[DATA FOR PROCESSING]
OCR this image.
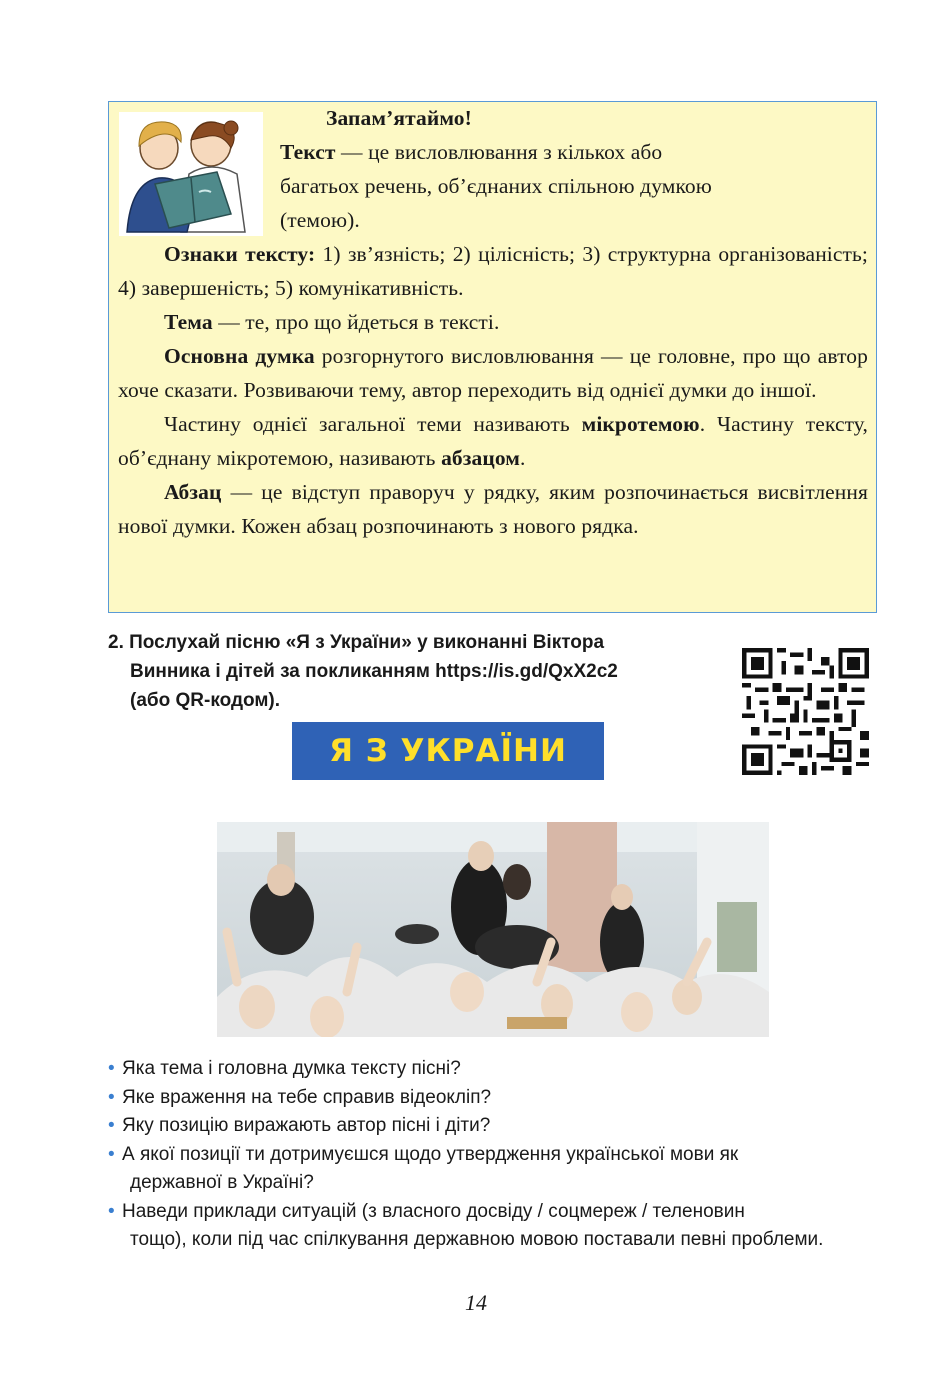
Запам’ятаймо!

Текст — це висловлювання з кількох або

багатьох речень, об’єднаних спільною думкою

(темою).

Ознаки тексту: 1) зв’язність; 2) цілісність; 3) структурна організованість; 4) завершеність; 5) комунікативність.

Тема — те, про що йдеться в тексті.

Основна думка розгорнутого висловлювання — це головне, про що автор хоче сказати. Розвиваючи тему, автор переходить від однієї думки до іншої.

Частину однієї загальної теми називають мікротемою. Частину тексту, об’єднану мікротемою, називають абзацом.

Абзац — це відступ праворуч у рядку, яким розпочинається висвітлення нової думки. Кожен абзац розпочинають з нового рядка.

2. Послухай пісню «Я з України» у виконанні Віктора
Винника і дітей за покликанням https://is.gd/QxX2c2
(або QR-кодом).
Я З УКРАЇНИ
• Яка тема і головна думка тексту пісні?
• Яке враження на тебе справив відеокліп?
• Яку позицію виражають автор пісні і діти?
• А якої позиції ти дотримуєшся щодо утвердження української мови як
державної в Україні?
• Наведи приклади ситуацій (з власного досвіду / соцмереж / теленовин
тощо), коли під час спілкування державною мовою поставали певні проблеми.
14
==
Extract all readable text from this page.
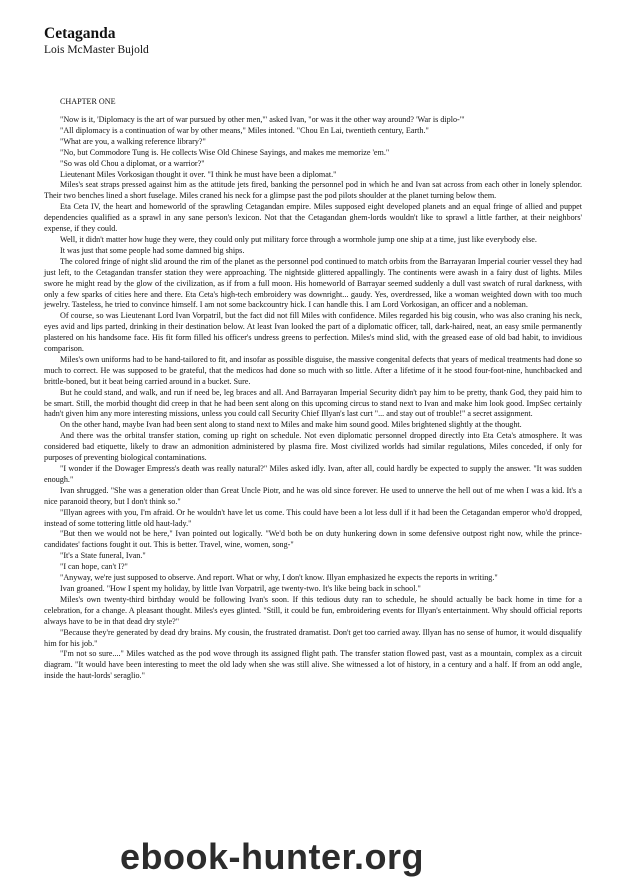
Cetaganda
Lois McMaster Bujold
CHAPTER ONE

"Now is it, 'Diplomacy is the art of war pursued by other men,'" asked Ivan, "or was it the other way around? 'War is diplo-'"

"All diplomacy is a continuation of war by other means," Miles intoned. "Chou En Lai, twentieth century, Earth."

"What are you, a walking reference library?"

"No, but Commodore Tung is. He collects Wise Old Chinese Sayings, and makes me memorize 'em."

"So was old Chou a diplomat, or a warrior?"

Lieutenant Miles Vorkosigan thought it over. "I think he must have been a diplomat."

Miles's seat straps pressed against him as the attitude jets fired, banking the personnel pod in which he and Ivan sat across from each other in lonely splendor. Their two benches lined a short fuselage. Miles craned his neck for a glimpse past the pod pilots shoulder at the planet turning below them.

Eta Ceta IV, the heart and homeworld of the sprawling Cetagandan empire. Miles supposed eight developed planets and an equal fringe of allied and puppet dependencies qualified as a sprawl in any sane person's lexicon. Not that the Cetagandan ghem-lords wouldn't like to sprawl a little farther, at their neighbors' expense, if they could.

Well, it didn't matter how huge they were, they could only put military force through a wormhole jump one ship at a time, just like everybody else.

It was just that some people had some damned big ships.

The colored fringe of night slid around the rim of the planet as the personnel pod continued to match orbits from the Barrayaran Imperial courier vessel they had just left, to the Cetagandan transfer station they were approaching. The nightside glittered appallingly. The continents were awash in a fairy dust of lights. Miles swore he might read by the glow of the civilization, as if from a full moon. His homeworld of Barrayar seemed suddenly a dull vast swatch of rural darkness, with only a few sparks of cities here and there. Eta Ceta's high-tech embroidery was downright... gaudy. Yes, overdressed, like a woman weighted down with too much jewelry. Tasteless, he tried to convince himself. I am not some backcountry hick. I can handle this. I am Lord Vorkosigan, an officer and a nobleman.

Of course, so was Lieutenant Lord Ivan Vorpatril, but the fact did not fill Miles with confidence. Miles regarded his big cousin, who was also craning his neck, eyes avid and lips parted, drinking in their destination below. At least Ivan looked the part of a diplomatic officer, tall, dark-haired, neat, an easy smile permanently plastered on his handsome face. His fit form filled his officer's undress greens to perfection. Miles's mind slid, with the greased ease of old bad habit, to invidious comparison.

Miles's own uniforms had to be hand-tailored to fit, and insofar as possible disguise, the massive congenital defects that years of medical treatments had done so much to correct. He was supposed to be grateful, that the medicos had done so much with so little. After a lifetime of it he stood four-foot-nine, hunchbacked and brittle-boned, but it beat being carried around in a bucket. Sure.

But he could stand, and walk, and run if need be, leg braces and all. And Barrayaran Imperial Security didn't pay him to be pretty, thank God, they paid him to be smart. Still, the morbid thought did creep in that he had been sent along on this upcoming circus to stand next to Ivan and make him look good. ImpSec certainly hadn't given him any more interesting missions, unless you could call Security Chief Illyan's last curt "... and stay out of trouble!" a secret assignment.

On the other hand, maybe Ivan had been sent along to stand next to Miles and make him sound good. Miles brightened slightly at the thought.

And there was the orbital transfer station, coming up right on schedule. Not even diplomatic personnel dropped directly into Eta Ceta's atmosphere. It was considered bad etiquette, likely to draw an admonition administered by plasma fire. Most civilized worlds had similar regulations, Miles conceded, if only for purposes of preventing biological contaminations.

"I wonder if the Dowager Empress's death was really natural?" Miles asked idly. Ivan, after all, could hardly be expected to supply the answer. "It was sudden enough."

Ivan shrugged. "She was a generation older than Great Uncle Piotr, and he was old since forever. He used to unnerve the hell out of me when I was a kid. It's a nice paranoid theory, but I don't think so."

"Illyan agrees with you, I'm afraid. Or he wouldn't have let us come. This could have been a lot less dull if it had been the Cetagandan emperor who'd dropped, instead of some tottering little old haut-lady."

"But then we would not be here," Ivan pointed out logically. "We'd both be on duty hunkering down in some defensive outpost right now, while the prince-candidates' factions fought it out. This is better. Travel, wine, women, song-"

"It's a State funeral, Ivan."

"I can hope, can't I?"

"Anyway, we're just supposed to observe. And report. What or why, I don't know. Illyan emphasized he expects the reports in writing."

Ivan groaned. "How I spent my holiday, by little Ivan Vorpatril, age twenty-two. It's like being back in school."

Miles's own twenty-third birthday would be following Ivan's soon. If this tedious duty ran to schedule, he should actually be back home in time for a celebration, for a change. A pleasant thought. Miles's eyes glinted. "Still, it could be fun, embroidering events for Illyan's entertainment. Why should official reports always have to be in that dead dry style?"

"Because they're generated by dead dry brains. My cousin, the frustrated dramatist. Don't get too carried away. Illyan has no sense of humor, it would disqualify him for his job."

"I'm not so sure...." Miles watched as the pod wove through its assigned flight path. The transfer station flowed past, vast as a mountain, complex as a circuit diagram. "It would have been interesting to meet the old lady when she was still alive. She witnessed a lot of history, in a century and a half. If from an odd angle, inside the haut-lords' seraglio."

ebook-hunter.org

[WHAT YOU ARE ASKED TO DO]
From the entries above, collect every line with the string "тексту" in it.

[EXPECTED ANSWER]
Ознаки тексту: 1) зв’язність; 2) цілісність; 3) структурна організованість; 4) завершеність; 5) комунікативність.
Частину однієї загальної теми називають мікротемою. Частину тексту, об’єднану мікротемою, називають абзацом.
• Яка тема і головна думка тексту пісні?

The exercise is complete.